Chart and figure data
----------
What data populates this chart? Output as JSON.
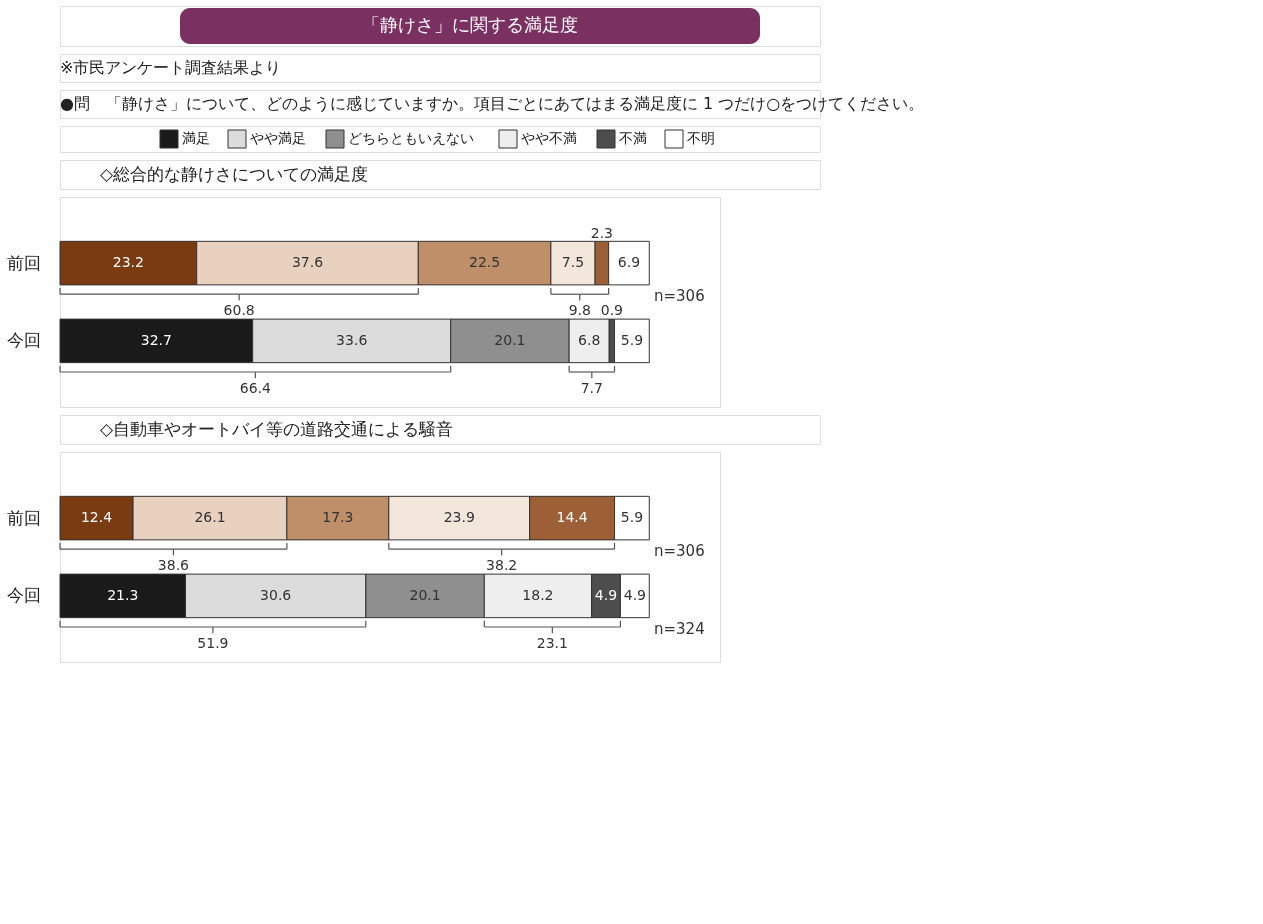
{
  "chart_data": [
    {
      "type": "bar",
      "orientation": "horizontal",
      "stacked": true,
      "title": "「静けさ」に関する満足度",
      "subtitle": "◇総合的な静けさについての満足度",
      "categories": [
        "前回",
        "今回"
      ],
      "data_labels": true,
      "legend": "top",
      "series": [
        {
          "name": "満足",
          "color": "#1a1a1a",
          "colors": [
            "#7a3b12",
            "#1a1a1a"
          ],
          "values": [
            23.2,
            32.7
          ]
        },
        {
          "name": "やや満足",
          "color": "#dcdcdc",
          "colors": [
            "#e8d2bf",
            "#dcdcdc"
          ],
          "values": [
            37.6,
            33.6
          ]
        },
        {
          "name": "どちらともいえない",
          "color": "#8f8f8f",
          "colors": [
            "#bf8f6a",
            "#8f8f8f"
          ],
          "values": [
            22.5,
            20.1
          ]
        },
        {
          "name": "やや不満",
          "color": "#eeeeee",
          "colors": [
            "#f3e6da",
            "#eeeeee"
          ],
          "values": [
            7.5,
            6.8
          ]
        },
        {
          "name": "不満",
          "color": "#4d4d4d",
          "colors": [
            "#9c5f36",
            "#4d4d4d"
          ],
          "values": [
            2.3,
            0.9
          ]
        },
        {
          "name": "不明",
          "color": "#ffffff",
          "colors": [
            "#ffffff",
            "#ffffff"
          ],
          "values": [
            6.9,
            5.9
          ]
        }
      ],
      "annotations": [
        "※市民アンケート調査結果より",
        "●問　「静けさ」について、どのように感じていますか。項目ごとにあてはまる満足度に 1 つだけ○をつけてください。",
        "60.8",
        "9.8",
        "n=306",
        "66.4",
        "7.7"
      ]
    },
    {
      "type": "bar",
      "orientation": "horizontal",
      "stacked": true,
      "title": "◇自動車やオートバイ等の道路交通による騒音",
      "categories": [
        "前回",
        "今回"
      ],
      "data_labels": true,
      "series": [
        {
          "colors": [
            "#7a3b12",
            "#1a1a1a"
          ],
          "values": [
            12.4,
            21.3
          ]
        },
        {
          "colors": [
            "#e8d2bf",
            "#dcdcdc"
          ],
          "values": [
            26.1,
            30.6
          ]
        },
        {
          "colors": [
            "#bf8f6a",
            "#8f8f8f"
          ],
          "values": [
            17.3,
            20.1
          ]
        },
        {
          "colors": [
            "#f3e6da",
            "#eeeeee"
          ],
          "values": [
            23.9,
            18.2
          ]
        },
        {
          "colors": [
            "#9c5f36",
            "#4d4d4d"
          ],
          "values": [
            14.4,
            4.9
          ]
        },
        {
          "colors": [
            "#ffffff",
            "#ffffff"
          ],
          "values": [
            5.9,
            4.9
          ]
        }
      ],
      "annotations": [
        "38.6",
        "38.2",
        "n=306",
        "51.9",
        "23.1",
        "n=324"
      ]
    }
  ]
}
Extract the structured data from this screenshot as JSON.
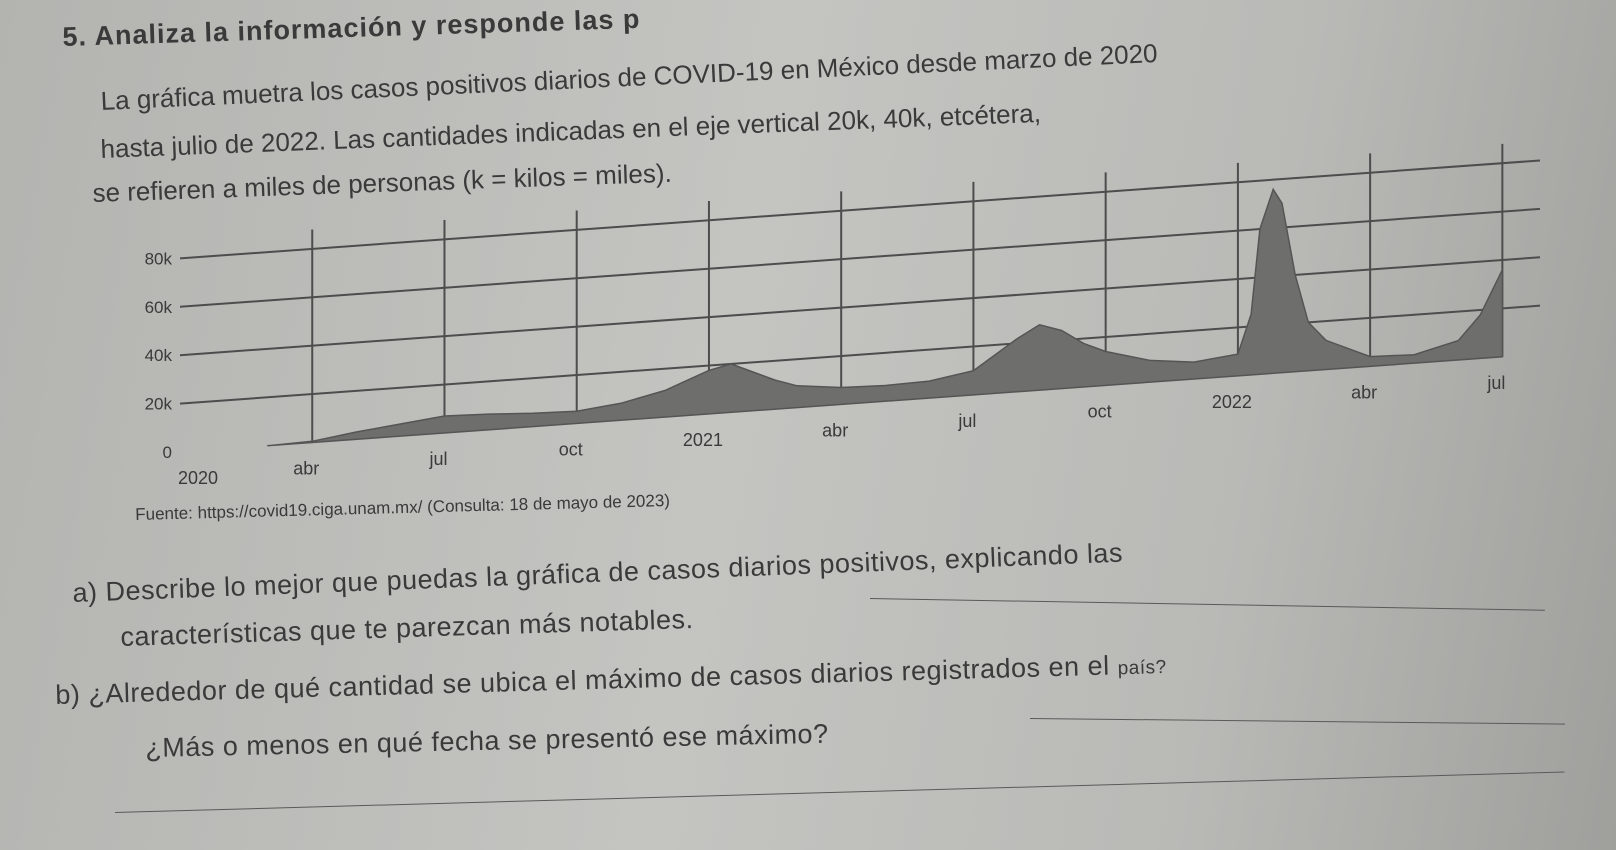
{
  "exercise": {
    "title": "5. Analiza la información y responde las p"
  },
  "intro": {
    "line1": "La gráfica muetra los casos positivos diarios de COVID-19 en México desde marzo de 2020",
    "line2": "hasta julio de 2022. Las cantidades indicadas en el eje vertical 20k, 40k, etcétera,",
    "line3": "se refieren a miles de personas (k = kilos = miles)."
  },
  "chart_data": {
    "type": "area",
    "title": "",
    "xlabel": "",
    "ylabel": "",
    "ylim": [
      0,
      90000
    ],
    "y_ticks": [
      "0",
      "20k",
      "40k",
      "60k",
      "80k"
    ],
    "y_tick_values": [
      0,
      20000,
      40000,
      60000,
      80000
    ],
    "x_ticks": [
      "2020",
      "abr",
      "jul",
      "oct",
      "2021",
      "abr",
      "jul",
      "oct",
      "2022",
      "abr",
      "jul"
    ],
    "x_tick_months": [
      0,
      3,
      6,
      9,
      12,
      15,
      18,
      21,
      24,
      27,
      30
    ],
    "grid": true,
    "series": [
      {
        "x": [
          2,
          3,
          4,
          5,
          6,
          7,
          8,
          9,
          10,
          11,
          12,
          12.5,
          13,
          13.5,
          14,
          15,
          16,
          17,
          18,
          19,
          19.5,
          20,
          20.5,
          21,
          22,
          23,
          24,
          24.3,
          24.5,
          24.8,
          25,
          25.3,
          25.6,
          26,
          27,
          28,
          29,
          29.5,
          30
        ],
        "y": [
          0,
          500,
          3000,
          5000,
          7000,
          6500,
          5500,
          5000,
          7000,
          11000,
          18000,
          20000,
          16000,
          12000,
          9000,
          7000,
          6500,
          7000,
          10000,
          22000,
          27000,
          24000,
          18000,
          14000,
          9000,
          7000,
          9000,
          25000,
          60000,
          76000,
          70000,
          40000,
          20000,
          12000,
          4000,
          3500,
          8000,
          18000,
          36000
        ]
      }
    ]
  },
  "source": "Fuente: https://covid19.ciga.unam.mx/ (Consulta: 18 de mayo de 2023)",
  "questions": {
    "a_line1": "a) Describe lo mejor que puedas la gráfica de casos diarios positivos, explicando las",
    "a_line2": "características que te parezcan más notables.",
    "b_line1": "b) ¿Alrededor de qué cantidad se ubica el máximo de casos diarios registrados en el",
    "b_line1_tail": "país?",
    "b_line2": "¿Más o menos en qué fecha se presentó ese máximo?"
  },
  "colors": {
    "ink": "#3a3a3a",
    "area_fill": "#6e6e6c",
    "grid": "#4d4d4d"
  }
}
----------
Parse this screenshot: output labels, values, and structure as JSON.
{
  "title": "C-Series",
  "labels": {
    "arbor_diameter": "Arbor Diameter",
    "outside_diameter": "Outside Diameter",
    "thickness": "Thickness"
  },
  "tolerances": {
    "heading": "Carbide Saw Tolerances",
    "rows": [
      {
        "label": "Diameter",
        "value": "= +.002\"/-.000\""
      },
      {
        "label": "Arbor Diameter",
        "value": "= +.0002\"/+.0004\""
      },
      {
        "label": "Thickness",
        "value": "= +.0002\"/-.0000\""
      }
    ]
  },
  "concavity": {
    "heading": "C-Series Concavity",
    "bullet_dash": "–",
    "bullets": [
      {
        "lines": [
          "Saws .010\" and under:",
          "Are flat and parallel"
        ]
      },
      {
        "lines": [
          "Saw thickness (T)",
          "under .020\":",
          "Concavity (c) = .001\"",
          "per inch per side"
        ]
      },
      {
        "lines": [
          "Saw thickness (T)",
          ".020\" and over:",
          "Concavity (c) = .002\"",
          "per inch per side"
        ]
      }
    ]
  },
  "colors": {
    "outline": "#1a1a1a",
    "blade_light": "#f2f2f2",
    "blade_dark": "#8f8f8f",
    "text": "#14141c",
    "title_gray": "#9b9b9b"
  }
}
----------
Copy each line above where the string "Diameter" occurs.

=== EXERCISE RESULT ===
    "arbor_diameter": "Arbor Diameter",
    "outside_diameter": "Outside Diameter",
        "label": "Diameter",
        "label": "Arbor Diameter",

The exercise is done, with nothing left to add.